◆ **Objective**
Return the records in full, exactly as given.

(Collected data entries)
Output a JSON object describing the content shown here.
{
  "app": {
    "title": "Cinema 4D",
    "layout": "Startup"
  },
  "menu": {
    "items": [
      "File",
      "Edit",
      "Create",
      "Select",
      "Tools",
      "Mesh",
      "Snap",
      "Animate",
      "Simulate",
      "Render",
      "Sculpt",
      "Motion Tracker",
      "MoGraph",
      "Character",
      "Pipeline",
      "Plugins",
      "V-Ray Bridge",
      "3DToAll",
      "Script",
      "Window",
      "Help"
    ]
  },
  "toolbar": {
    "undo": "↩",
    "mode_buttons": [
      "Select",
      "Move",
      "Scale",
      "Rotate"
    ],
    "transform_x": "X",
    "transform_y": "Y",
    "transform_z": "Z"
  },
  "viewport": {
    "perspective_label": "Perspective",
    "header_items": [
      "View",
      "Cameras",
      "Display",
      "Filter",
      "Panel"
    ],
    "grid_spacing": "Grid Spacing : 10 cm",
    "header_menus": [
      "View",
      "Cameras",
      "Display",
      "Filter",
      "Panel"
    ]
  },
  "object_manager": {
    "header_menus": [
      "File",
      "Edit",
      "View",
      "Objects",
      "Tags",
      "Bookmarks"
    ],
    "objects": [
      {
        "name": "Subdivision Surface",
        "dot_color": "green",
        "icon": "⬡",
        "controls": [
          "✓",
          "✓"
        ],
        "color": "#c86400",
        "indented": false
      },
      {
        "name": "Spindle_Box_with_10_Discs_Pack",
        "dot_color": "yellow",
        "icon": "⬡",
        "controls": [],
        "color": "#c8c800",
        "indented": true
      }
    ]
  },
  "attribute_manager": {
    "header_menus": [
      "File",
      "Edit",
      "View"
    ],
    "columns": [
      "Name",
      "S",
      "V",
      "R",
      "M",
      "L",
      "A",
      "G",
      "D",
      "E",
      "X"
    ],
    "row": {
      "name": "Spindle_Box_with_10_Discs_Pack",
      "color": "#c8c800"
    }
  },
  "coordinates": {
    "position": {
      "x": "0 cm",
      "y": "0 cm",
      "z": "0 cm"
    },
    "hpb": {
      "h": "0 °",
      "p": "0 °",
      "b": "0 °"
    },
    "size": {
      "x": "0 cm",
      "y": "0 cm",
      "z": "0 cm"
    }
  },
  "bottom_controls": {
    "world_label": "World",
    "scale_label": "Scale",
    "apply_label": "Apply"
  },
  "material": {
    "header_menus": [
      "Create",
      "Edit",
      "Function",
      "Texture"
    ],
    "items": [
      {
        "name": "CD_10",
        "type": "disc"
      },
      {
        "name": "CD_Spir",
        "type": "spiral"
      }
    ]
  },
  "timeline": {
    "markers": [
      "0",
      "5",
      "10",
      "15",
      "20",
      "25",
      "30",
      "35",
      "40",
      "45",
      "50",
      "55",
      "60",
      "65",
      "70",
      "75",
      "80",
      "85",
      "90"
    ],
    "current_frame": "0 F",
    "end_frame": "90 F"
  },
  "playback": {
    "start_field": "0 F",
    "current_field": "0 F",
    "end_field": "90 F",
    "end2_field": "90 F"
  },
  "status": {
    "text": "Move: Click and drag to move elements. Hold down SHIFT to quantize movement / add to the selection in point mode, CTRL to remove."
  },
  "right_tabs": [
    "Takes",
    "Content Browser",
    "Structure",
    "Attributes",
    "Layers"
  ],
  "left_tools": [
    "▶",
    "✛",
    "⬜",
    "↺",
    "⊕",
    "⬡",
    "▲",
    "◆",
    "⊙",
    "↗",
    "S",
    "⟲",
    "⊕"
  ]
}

◆ **Response to this task**
Output a JSON object describing the content shown here.
{
  "app": {
    "title": "Cinema 4D",
    "layout": "Startup"
  },
  "menu": {
    "items": [
      "File",
      "Edit",
      "Create",
      "Select",
      "Tools",
      "Mesh",
      "Snap",
      "Animate",
      "Simulate",
      "Render",
      "Sculpt",
      "Motion Tracker",
      "MoGraph",
      "Character",
      "Pipeline",
      "Plugins",
      "V-Ray Bridge",
      "3DToAll",
      "Script",
      "Window",
      "Help"
    ]
  },
  "toolbar": {
    "undo": "↩",
    "mode_buttons": [
      "Select",
      "Move",
      "Scale",
      "Rotate"
    ],
    "transform_x": "X",
    "transform_y": "Y",
    "transform_z": "Z"
  },
  "viewport": {
    "perspective_label": "Perspective",
    "header_items": [
      "View",
      "Cameras",
      "Display",
      "Filter",
      "Panel"
    ],
    "grid_spacing": "Grid Spacing : 10 cm",
    "header_menus": [
      "View",
      "Cameras",
      "Display",
      "Filter",
      "Panel"
    ]
  },
  "object_manager": {
    "header_menus": [
      "File",
      "Edit",
      "View",
      "Objects",
      "Tags",
      "Bookmarks"
    ],
    "objects": [
      {
        "name": "Subdivision Surface",
        "dot_color": "green",
        "icon": "⬡",
        "controls": [
          "✓",
          "✓"
        ],
        "color": "#c86400",
        "indented": false
      },
      {
        "name": "Spindle_Box_with_10_Discs_Pack",
        "dot_color": "yellow",
        "icon": "⬡",
        "controls": [],
        "color": "#c8c800",
        "indented": true
      }
    ]
  },
  "attribute_manager": {
    "header_menus": [
      "File",
      "Edit",
      "View"
    ],
    "columns": [
      "Name",
      "S",
      "V",
      "R",
      "M",
      "L",
      "A",
      "G",
      "D",
      "E",
      "X"
    ],
    "row": {
      "name": "Spindle_Box_with_10_Discs_Pack",
      "color": "#c8c800"
    }
  },
  "coordinates": {
    "position": {
      "x": "0 cm",
      "y": "0 cm",
      "z": "0 cm"
    },
    "hpb": {
      "h": "0 °",
      "p": "0 °",
      "b": "0 °"
    },
    "size": {
      "x": "0 cm",
      "y": "0 cm",
      "z": "0 cm"
    }
  },
  "bottom_controls": {
    "world_label": "World",
    "scale_label": "Scale",
    "apply_label": "Apply"
  },
  "material": {
    "header_menus": [
      "Create",
      "Edit",
      "Function",
      "Texture"
    ],
    "items": [
      {
        "name": "CD_10",
        "type": "disc"
      },
      {
        "name": "CD_Spir",
        "type": "spiral"
      }
    ]
  },
  "timeline": {
    "markers": [
      "0",
      "5",
      "10",
      "15",
      "20",
      "25",
      "30",
      "35",
      "40",
      "45",
      "50",
      "55",
      "60",
      "65",
      "70",
      "75",
      "80",
      "85",
      "90"
    ],
    "current_frame": "0 F",
    "end_frame": "90 F"
  },
  "playback": {
    "start_field": "0 F",
    "current_field": "0 F",
    "end_field": "90 F",
    "end2_field": "90 F"
  },
  "status": {
    "text": "Move: Click and drag to move elements. Hold down SHIFT to quantize movement / add to the selection in point mode, CTRL to remove."
  },
  "right_tabs": [
    "Takes",
    "Content Browser",
    "Structure",
    "Attributes",
    "Layers"
  ],
  "left_tools": [
    "▶",
    "✛",
    "⬜",
    "↺",
    "⊕",
    "⬡",
    "▲",
    "◆",
    "⊙",
    "↗",
    "S",
    "⟲",
    "⊕"
  ]
}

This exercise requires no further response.